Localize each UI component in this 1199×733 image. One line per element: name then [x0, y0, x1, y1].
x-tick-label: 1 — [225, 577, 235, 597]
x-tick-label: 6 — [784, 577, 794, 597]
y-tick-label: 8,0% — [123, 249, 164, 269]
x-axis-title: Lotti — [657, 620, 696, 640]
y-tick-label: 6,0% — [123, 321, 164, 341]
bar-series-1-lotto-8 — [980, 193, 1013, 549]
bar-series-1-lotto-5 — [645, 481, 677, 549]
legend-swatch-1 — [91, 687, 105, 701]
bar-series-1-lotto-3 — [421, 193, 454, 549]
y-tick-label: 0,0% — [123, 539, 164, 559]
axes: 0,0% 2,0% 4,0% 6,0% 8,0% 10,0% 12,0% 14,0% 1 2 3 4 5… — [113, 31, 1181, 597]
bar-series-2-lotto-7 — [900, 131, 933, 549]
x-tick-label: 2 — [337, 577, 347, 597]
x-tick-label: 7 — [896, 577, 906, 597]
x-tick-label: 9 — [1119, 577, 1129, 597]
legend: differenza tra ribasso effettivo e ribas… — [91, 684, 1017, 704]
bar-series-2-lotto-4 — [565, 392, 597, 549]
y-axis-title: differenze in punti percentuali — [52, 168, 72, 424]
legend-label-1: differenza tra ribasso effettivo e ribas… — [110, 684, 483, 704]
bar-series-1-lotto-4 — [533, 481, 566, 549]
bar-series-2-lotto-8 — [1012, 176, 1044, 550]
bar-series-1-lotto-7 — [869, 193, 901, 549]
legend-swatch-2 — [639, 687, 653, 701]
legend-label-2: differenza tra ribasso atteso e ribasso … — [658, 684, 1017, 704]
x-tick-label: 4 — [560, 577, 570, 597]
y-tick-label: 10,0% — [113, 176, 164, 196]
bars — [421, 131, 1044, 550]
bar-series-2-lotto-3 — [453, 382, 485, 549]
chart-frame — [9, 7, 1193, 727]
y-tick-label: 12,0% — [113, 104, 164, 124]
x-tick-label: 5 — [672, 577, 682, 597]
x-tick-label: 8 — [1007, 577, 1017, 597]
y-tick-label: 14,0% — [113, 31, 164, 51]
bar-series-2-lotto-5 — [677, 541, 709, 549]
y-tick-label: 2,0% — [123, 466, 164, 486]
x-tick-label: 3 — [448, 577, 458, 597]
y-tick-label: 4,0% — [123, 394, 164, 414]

----

Work to be completed: Could you output each line of the listing above as a JSON list of strings, one string per line, leaving out blank lines?

Response:
[
  "Localize each UI component in this 1199×733 image. One line per element: name then [x0, y0, x1, y1].",
  "x-tick-label: 1 — [225, 577, 235, 597]",
  "x-tick-label: 6 — [784, 577, 794, 597]",
  "y-tick-label: 8,0% — [123, 249, 164, 269]",
  "x-axis-title: Lotti — [657, 620, 696, 640]",
  "y-tick-label: 6,0% — [123, 321, 164, 341]",
  "bar-series-1-lotto-8 — [980, 193, 1013, 549]",
  "bar-series-1-lotto-5 — [645, 481, 677, 549]",
  "legend-swatch-1 — [91, 687, 105, 701]",
  "bar-series-1-lotto-3 — [421, 193, 454, 549]",
  "y-tick-label: 0,0% — [123, 539, 164, 559]",
  "axes: 0,0% 2,0% 4,0% 6,0% 8,0% 10,0% 12,0% 14,0% 1 2 3 4 5… — [113, 31, 1181, 597]",
  "bar-series-2-lotto-7 — [900, 131, 933, 549]",
  "x-tick-label: 2 — [337, 577, 347, 597]",
  "x-tick-label: 7 — [896, 577, 906, 597]",
  "x-tick-label: 9 — [1119, 577, 1129, 597]",
  "legend: differenza tra ribasso effettivo e ribas… — [91, 684, 1017, 704]",
  "bar-series-2-lotto-4 — [565, 392, 597, 549]",
  "y-axis-title: differenze in punti percentuali — [52, 168, 72, 424]",
  "legend-label-1: differenza tra ribasso effettivo e ribas… — [110, 684, 483, 704]",
  "bar-series-1-lotto-4 — [533, 481, 566, 549]",
  "bar-series-2-lotto-8 — [1012, 176, 1044, 550]",
  "bar-series-1-lotto-7 — [869, 193, 901, 549]",
  "legend-swatch-2 — [639, 687, 653, 701]",
  "legend-label-2: differenza tra ribasso atteso e ribasso … — [658, 684, 1017, 704]",
  "x-tick-label: 4 — [560, 577, 570, 597]",
  "y-tick-label: 10,0% — [113, 176, 164, 196]",
  "bars — [421, 131, 1044, 550]",
  "bar-series-2-lotto-3 — [453, 382, 485, 549]",
  "chart-frame — [9, 7, 1193, 727]",
  "y-tick-label: 12,0% — [113, 104, 164, 124]",
  "x-tick-label: 5 — [672, 577, 682, 597]",
  "x-tick-label: 8 — [1007, 577, 1017, 597]",
  "y-tick-label: 14,0% — [113, 31, 164, 51]",
  "bar-series-2-lotto-5 — [677, 541, 709, 549]",
  "y-tick-label: 2,0% — [123, 466, 164, 486]",
  "x-tick-label: 3 — [448, 577, 458, 597]",
  "y-tick-label: 4,0% — [123, 394, 164, 414]"
]